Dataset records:
--- Start ---

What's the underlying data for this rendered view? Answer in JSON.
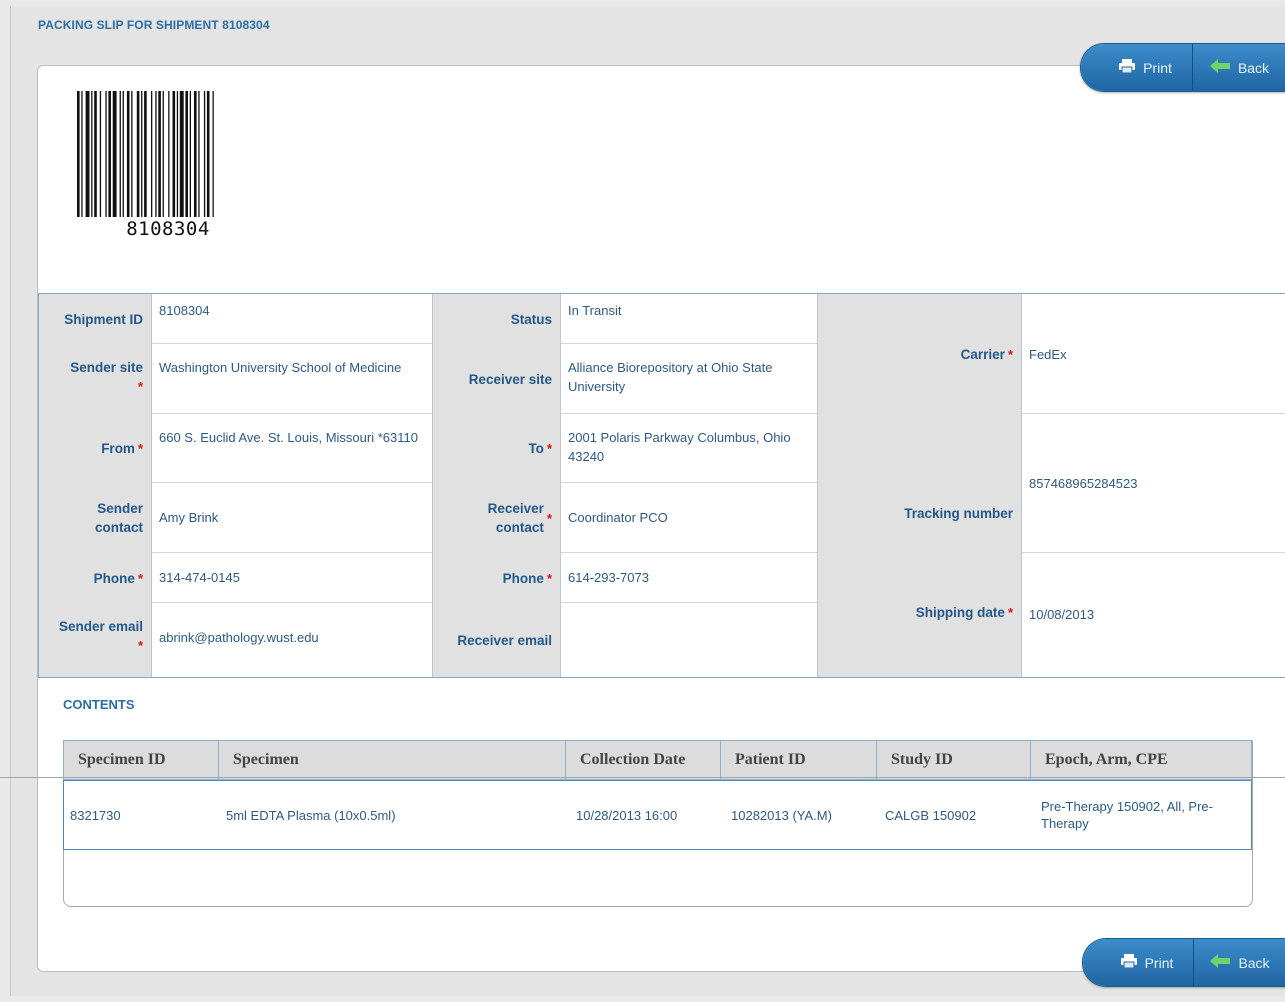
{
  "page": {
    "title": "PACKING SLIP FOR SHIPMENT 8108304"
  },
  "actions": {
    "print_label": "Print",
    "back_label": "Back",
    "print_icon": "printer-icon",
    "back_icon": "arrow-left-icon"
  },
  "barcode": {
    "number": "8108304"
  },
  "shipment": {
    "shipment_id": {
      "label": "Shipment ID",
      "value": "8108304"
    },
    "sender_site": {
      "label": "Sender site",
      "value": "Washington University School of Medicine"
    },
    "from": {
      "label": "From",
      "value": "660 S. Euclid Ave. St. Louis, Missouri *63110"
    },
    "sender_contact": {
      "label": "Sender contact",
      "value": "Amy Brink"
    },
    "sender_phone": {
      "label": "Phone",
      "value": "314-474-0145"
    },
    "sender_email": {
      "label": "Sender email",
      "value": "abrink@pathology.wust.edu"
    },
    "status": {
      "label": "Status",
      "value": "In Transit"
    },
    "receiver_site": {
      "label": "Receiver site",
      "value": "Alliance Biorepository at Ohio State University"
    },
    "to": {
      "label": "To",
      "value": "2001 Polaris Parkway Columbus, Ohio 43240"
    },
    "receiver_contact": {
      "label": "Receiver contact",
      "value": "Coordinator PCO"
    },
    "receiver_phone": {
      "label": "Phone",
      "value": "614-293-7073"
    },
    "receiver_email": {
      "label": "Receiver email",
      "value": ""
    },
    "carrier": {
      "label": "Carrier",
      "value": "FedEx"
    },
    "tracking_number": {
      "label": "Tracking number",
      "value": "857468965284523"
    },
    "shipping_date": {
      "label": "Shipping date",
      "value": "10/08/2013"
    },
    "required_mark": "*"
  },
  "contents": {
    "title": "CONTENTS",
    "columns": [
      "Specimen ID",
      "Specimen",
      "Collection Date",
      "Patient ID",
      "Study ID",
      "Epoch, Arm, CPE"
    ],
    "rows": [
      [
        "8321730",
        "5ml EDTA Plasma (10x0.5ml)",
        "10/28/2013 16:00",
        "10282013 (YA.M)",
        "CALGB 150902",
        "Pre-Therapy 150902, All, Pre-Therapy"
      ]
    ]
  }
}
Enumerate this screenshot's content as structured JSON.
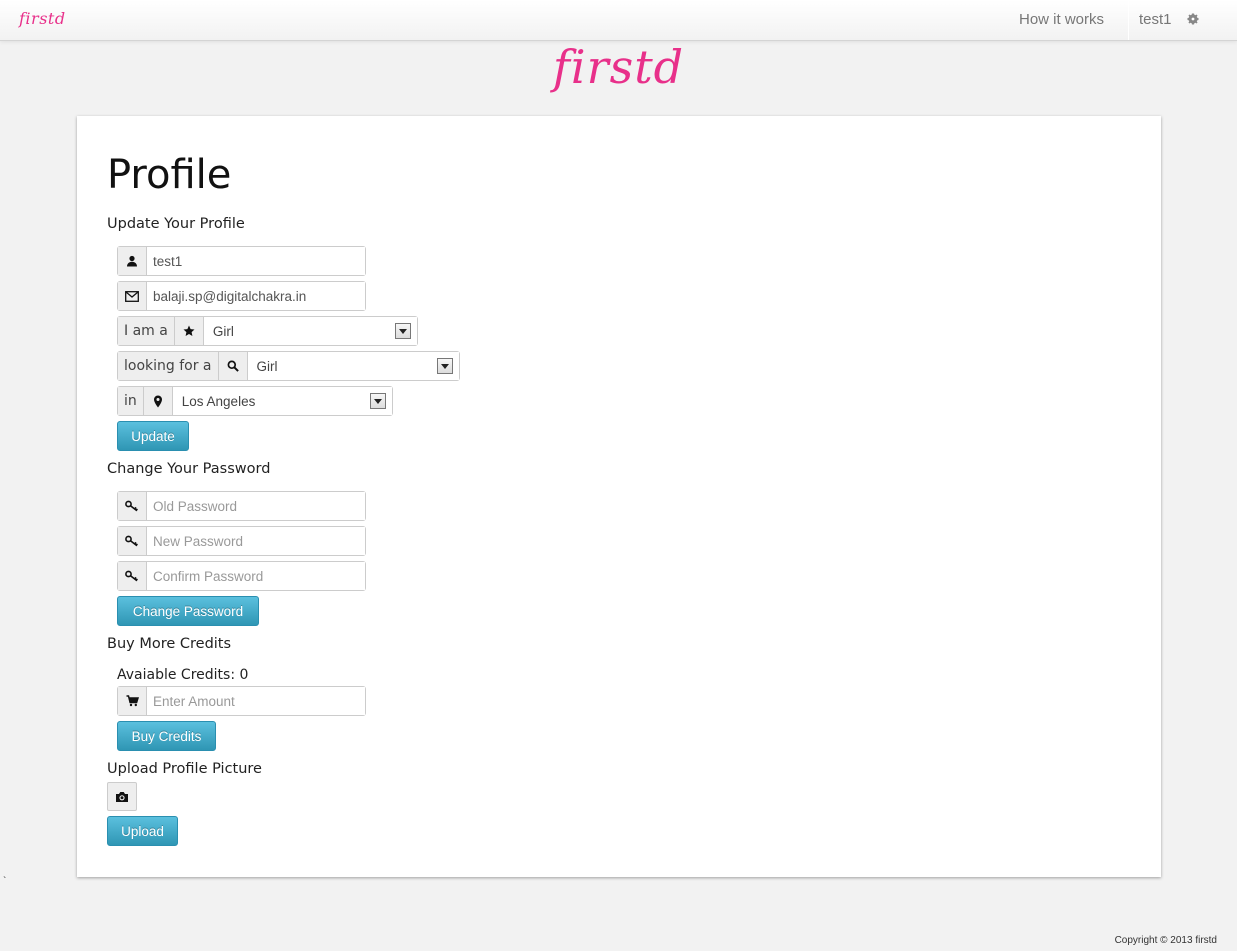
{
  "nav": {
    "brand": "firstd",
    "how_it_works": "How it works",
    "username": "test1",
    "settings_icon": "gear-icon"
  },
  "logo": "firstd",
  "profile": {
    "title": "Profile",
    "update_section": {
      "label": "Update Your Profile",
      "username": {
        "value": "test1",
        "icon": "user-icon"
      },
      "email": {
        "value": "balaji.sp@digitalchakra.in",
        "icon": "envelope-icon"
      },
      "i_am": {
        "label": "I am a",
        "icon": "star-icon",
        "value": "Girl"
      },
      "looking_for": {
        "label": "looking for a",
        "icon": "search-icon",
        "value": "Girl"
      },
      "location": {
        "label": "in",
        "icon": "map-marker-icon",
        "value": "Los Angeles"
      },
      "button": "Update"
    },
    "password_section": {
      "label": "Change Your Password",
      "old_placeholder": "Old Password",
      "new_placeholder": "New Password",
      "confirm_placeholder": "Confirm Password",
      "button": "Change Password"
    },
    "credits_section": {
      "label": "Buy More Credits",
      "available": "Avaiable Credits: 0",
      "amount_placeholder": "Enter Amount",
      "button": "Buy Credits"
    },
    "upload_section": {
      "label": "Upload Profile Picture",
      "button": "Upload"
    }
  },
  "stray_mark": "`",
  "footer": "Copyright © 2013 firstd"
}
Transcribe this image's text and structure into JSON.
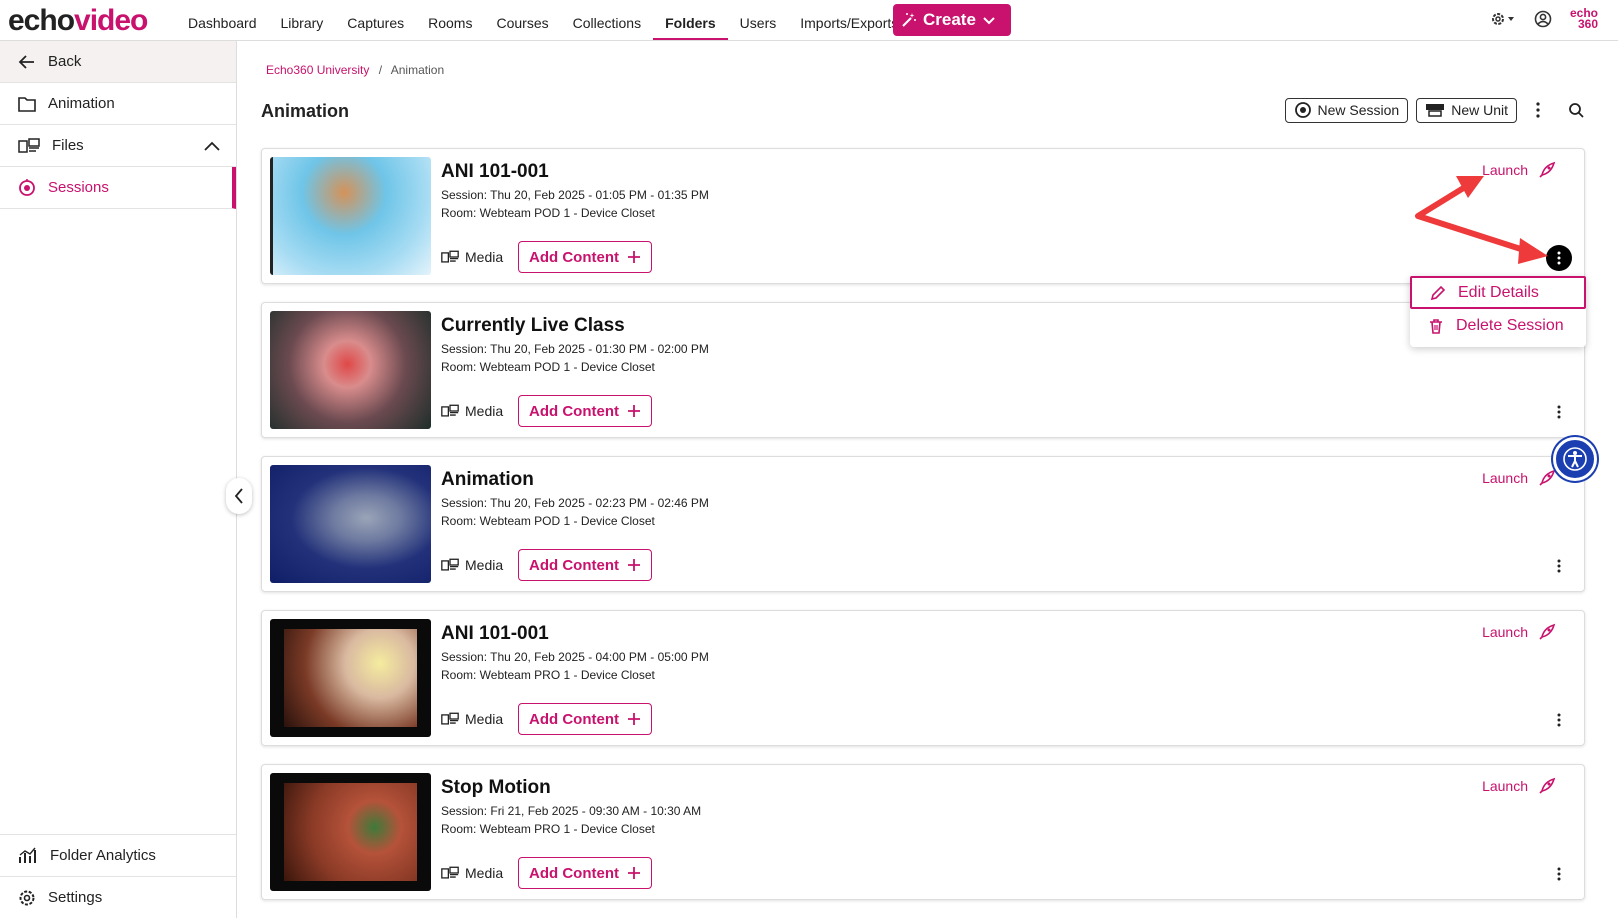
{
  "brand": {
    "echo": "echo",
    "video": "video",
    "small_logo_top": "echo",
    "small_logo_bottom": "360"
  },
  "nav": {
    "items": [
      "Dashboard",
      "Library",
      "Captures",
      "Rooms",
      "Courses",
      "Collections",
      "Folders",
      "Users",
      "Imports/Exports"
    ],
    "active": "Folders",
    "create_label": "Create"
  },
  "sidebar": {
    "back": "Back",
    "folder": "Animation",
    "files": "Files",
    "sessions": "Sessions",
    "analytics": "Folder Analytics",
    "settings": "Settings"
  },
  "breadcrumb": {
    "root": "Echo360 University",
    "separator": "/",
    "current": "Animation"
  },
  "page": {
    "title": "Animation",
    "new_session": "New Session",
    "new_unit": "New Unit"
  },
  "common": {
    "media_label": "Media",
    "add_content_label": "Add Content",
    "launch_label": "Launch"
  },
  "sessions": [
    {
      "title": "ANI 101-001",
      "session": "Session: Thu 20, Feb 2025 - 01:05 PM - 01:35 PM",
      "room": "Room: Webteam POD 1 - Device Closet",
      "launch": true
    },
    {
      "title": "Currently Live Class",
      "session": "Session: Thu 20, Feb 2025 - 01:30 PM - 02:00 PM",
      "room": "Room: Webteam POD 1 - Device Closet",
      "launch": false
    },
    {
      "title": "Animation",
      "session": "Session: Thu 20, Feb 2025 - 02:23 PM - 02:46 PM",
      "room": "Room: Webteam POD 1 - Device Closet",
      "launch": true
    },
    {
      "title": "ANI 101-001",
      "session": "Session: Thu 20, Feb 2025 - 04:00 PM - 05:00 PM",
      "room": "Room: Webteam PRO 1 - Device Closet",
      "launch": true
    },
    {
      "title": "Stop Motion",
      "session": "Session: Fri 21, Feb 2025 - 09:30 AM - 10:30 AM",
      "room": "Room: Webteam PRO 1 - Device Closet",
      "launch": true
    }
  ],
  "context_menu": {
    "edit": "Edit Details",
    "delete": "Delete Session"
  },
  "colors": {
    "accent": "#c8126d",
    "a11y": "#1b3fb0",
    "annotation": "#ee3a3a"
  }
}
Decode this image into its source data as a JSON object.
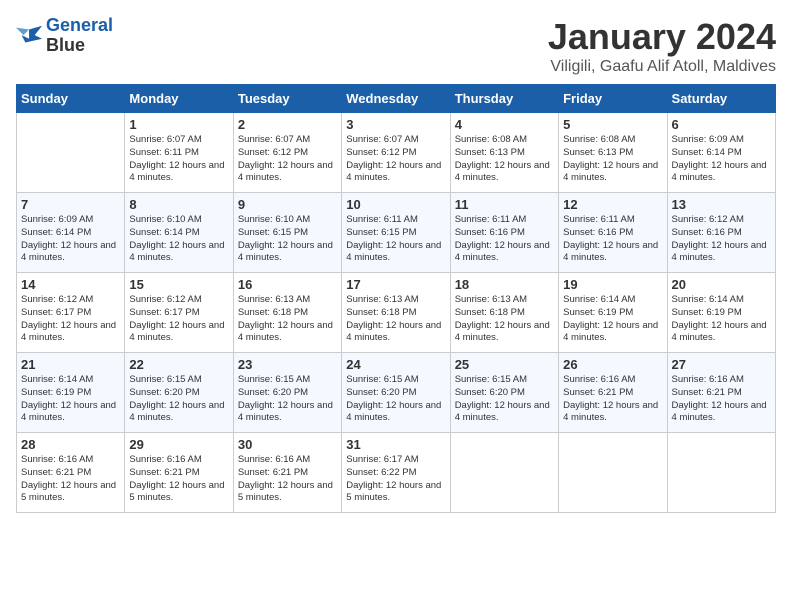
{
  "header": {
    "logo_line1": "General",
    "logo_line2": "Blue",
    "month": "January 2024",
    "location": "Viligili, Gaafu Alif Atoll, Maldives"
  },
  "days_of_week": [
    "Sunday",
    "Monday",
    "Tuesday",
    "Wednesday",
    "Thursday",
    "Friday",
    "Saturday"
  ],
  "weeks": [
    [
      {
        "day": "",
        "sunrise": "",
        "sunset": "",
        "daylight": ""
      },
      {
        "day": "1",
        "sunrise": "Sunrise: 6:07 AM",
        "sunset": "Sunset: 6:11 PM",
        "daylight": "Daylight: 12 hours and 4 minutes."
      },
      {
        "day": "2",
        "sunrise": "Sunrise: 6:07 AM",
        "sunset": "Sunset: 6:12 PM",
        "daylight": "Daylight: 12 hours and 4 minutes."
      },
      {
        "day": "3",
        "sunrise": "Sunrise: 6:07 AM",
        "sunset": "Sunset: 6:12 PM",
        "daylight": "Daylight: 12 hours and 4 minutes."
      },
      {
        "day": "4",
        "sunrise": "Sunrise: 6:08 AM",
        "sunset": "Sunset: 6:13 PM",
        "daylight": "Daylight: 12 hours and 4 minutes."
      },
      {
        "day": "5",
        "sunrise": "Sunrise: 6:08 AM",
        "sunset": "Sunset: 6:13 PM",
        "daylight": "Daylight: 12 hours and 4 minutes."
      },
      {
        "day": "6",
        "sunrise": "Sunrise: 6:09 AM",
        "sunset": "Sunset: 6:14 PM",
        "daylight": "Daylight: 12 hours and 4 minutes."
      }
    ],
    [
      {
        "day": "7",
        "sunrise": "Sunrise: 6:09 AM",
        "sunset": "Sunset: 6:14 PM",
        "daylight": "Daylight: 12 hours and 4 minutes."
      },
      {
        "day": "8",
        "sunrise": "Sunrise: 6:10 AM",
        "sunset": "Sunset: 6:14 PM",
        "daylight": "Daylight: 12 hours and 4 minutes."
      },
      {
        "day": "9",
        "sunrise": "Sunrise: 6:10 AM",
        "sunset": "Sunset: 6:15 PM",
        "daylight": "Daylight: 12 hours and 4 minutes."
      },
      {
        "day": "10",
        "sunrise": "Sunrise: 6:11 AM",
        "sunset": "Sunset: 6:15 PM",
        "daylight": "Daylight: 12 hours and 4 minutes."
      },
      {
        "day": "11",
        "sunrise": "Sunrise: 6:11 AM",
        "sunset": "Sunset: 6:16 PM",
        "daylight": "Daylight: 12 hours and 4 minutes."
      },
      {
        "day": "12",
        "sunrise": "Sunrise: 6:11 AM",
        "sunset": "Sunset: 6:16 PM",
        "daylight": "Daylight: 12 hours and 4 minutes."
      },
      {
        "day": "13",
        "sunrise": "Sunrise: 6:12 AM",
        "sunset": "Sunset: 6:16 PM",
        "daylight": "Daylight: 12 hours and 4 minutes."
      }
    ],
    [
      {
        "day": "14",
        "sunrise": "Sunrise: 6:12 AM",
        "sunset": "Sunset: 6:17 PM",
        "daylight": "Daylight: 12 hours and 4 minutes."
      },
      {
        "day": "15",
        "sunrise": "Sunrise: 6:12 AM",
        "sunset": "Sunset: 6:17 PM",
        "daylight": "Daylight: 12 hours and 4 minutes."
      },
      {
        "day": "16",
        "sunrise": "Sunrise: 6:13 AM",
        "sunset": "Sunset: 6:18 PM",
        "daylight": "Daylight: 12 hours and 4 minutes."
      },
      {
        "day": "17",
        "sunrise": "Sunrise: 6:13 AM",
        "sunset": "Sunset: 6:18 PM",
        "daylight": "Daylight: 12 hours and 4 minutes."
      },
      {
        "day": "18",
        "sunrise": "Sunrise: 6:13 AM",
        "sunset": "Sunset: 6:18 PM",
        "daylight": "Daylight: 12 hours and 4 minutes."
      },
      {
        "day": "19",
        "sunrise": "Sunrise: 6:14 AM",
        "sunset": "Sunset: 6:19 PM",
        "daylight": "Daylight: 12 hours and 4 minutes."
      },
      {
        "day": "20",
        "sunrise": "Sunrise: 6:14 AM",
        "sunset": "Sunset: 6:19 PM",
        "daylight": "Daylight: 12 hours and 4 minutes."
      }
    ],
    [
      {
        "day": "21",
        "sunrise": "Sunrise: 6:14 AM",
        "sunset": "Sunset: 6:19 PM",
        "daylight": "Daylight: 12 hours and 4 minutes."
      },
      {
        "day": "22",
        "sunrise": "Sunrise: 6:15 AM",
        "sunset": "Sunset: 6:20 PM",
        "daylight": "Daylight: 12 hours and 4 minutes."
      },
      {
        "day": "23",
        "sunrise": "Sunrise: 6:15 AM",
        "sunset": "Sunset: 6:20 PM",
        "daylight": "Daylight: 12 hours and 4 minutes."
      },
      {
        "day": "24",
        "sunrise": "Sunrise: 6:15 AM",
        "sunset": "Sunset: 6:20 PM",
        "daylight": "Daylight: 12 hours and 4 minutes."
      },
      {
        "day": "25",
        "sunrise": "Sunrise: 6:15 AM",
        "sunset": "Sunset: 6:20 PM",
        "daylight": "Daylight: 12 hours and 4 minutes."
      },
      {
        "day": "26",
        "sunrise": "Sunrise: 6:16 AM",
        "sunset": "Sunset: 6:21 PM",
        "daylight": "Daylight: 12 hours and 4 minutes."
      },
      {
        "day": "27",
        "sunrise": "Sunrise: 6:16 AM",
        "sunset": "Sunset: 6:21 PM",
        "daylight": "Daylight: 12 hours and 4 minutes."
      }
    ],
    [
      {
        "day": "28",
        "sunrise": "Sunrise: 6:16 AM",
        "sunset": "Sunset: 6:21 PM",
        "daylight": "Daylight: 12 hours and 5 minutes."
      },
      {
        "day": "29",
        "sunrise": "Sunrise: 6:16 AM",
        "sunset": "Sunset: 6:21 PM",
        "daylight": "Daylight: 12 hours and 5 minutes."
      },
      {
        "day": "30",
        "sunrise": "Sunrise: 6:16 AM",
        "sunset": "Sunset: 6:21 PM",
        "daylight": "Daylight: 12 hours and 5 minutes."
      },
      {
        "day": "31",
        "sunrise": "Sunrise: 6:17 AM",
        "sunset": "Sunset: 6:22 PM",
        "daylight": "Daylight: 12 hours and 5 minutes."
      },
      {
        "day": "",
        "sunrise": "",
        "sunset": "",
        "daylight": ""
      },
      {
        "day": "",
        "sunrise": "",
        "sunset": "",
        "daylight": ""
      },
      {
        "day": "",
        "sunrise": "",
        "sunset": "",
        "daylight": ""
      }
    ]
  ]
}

--- End ---

**TASK**
Identify the lines above that contain the word "image", then copy them.

**SOLUTION**
Transcribe this image's text and structure into JSON.
Decode this image into its source data as a JSON object.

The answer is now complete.